ЦЕЛЬ: Перепишите строки без единого изменения, начиная с самой первой. Остановитесь после строки, в которой стоит «price-badge-label: 5.2300 <box>898», и включите эту строку.

ИСХОДНЫЕ СТРОКИ:
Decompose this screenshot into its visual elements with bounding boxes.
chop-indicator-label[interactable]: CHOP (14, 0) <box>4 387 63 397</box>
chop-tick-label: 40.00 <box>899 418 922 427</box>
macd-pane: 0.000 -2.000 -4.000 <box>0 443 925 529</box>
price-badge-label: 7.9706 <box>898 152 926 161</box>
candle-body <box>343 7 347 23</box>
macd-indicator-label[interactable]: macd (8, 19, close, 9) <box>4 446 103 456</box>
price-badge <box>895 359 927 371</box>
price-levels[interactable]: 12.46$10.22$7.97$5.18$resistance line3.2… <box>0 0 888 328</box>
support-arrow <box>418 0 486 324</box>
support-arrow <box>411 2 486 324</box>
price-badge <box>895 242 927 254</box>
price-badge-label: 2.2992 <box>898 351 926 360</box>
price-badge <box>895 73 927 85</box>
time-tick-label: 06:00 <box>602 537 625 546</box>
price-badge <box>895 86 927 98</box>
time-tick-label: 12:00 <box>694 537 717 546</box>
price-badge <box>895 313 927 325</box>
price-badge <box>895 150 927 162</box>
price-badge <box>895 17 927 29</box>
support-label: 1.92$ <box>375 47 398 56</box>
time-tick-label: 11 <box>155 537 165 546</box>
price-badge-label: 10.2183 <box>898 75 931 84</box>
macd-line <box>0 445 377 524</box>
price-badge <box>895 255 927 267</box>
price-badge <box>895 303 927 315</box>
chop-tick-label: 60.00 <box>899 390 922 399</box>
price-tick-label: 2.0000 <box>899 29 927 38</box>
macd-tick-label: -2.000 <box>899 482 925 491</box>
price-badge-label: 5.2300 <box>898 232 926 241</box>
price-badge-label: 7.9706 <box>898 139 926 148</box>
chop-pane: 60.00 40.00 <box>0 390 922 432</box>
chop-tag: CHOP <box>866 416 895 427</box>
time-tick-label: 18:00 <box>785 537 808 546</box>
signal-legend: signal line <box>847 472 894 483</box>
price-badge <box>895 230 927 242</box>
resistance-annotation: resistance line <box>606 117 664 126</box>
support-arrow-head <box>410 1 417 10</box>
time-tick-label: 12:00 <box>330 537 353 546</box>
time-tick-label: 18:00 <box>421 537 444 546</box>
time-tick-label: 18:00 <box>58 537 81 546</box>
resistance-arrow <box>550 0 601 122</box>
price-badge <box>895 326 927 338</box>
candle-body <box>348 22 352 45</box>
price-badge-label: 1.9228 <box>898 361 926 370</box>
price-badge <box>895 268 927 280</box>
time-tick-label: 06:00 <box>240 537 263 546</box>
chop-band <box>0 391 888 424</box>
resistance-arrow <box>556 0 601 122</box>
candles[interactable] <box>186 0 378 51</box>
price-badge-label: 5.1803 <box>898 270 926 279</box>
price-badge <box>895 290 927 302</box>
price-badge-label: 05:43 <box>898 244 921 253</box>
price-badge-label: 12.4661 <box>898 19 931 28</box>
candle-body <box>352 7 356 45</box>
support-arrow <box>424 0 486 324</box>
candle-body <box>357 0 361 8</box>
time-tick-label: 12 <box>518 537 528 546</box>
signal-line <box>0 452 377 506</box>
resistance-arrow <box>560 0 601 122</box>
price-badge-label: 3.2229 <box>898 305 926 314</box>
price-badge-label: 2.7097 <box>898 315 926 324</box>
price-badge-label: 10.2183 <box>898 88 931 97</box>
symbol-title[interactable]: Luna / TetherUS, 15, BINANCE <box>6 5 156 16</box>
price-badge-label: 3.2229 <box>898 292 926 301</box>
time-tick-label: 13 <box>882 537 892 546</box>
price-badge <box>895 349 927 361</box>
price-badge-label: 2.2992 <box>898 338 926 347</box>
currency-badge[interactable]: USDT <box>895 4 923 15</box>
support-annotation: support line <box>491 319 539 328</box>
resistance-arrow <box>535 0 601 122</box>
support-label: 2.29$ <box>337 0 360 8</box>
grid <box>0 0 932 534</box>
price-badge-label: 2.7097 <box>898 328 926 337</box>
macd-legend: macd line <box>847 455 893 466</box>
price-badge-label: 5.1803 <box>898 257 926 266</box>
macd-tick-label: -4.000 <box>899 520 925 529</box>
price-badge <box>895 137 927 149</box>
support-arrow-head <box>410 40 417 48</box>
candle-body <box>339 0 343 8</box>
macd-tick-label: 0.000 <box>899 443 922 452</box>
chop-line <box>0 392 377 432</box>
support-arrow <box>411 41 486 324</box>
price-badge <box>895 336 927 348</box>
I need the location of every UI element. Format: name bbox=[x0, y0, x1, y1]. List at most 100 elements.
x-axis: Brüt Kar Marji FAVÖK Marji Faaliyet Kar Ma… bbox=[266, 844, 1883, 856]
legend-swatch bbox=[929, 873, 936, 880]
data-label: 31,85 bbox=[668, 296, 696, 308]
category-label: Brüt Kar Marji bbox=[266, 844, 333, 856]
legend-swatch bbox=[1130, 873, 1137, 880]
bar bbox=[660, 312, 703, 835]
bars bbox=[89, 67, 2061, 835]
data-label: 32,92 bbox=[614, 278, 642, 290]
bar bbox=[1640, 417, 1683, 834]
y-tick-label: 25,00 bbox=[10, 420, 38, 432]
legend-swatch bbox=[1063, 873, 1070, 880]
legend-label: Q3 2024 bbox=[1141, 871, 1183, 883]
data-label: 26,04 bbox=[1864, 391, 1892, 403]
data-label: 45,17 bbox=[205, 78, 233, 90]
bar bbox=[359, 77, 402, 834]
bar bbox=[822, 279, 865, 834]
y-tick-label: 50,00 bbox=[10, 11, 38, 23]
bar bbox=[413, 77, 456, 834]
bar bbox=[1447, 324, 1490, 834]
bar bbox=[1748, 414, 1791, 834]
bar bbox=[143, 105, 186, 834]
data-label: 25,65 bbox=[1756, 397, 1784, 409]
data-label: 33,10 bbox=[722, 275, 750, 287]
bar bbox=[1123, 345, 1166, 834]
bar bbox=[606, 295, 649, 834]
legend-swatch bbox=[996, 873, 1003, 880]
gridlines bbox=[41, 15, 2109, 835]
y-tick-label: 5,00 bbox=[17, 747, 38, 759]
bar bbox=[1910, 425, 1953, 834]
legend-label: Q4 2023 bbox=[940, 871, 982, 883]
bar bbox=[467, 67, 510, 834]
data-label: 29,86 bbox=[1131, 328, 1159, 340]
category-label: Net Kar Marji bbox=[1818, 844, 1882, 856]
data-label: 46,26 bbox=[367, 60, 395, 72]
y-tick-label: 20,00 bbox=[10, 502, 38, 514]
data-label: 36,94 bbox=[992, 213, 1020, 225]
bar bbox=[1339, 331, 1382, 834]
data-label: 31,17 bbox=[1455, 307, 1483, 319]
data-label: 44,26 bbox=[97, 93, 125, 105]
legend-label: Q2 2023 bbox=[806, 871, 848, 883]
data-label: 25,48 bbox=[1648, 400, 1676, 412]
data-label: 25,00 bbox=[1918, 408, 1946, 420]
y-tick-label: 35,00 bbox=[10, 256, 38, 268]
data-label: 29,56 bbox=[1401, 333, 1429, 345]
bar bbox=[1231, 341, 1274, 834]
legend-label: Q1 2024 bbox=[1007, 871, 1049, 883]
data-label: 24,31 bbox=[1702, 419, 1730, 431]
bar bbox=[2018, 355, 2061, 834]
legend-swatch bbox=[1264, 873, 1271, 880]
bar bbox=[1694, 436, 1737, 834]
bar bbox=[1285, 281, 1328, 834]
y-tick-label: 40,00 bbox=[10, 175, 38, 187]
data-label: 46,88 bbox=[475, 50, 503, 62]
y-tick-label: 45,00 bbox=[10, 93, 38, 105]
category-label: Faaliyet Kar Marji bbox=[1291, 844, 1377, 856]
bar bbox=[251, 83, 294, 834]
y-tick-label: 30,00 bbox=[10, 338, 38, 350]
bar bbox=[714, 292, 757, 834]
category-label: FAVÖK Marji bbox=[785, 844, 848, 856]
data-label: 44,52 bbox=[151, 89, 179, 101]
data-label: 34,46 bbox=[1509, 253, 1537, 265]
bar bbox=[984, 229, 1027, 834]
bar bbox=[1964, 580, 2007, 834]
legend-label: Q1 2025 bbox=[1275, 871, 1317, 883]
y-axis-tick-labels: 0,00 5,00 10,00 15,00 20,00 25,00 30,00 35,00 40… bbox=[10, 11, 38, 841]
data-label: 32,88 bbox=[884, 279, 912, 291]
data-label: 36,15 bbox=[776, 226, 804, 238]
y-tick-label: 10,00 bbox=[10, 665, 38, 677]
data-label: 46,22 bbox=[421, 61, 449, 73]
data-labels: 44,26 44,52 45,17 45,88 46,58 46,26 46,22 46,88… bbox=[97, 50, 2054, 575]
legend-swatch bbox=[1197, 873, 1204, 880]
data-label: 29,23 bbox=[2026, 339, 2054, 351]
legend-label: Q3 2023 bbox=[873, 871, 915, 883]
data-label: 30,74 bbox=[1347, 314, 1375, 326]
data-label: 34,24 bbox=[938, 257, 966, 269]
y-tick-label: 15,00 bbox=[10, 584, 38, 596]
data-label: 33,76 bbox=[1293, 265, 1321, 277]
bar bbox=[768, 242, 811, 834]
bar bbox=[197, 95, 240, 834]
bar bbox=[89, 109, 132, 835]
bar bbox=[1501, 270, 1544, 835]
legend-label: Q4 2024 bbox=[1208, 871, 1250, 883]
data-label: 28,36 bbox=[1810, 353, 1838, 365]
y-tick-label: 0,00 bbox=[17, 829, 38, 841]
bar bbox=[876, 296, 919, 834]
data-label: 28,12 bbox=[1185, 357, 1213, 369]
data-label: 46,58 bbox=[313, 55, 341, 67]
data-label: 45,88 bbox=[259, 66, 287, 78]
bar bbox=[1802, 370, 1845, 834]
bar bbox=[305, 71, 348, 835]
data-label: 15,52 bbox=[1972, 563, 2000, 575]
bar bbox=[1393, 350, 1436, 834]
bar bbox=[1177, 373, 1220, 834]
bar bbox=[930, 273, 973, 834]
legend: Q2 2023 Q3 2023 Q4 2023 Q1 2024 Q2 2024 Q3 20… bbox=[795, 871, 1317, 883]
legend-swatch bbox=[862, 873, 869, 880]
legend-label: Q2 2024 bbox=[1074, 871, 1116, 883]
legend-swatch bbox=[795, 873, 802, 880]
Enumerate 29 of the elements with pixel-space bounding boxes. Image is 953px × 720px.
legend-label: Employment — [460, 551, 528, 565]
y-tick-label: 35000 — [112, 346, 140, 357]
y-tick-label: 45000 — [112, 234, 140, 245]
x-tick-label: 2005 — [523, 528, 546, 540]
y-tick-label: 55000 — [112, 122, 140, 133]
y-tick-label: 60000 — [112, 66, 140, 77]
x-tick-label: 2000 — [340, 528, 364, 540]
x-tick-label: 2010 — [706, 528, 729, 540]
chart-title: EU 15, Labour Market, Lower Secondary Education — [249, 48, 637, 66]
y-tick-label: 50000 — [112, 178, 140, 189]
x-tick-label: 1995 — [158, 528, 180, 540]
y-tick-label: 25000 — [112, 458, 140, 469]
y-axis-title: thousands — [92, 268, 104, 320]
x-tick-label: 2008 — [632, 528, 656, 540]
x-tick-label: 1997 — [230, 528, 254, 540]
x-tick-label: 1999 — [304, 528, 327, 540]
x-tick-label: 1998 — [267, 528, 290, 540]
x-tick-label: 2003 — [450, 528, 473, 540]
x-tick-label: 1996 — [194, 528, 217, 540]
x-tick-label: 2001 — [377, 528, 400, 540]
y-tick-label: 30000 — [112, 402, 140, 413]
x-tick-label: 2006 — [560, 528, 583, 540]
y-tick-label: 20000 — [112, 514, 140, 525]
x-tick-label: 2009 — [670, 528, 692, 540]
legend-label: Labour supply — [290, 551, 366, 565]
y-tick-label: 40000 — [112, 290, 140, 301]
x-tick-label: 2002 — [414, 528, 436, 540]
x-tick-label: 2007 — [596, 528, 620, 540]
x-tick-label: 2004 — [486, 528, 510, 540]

ПИСЬМЕННЫЙ ОТВЕТ:
Decompose this screenshot into its visual elements with bounding boxes.
chop-indicator-label[interactable]: CHOP (14, 0) <box>4 387 63 397</box>
chop-tick-label: 40.00 <box>899 418 922 427</box>
macd-pane: 0.000 -2.000 -4.000 <box>0 443 925 529</box>
price-badge-label: 7.9706 <box>898 152 926 161</box>
candle-body <box>343 7 347 23</box>
macd-indicator-label[interactable]: macd (8, 19, close, 9) <box>4 446 103 456</box>
price-badge <box>895 359 927 371</box>
price-levels[interactable]: 12.46$10.22$7.97$5.18$resistance line3.2… <box>0 0 888 328</box>
support-arrow <box>418 0 486 324</box>
support-arrow <box>411 2 486 324</box>
price-badge <box>895 242 927 254</box>
price-badge-label: 2.2992 <box>898 351 926 360</box>
price-badge <box>895 73 927 85</box>
time-tick-label: 06:00 <box>602 537 625 546</box>
price-badge <box>895 86 927 98</box>
time-tick-label: 12:00 <box>694 537 717 546</box>
price-badge <box>895 313 927 325</box>
price-badge <box>895 150 927 162</box>
price-badge <box>895 17 927 29</box>
support-label: 1.92$ <box>375 47 398 56</box>
time-tick-label: 11 <box>155 537 165 546</box>
price-badge-label: 10.2183 <box>898 75 931 84</box>
macd-line <box>0 445 377 524</box>
price-badge <box>895 255 927 267</box>
price-badge <box>895 303 927 315</box>
chop-tick-label: 60.00 <box>899 390 922 399</box>
price-tick-label: 2.0000 <box>899 29 927 38</box>
macd-tick-label: -2.000 <box>899 482 925 491</box>
price-badge-label: 5.2300 <box>898 232 926 241</box>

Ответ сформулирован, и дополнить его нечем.